Data records
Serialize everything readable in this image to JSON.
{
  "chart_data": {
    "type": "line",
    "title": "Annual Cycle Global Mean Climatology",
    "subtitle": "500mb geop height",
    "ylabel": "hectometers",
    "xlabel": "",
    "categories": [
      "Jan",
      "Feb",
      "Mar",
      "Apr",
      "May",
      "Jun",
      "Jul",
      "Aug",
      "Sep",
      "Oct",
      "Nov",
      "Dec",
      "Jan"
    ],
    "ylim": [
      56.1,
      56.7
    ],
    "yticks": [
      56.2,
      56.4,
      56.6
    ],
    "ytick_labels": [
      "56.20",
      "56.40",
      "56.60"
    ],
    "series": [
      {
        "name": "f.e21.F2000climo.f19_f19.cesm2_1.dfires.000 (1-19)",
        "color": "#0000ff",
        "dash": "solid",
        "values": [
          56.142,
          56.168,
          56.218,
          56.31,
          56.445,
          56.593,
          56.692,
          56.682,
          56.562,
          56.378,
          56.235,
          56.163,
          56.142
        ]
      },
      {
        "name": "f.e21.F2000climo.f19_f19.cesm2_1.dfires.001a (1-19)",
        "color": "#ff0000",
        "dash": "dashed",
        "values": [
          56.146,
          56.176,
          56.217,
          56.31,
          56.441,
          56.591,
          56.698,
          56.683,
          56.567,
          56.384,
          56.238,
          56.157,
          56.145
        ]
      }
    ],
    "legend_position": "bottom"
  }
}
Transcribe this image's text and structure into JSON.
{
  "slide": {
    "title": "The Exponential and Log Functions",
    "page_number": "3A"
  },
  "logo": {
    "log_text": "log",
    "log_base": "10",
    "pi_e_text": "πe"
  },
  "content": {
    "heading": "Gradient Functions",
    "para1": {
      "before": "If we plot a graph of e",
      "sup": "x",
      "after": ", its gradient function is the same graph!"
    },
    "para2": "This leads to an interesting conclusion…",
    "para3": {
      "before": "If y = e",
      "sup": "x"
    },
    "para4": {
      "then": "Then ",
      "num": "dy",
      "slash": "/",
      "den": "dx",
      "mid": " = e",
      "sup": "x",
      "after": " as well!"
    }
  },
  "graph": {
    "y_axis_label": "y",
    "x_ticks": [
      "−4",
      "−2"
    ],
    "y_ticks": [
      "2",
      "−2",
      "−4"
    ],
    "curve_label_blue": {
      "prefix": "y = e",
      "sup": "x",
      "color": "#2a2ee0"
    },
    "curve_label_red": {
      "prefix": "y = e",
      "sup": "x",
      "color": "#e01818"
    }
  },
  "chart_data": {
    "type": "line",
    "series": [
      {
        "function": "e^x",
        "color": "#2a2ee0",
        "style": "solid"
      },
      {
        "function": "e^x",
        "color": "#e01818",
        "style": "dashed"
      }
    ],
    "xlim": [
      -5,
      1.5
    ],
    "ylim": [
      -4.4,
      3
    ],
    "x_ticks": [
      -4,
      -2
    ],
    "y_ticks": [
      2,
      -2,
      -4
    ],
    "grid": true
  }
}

### WHAT IS REQUIRED
Each line that contains the string "color" counts once; report how many such lines the entries have, giving only the number.

### SOLVED PROBLEM
6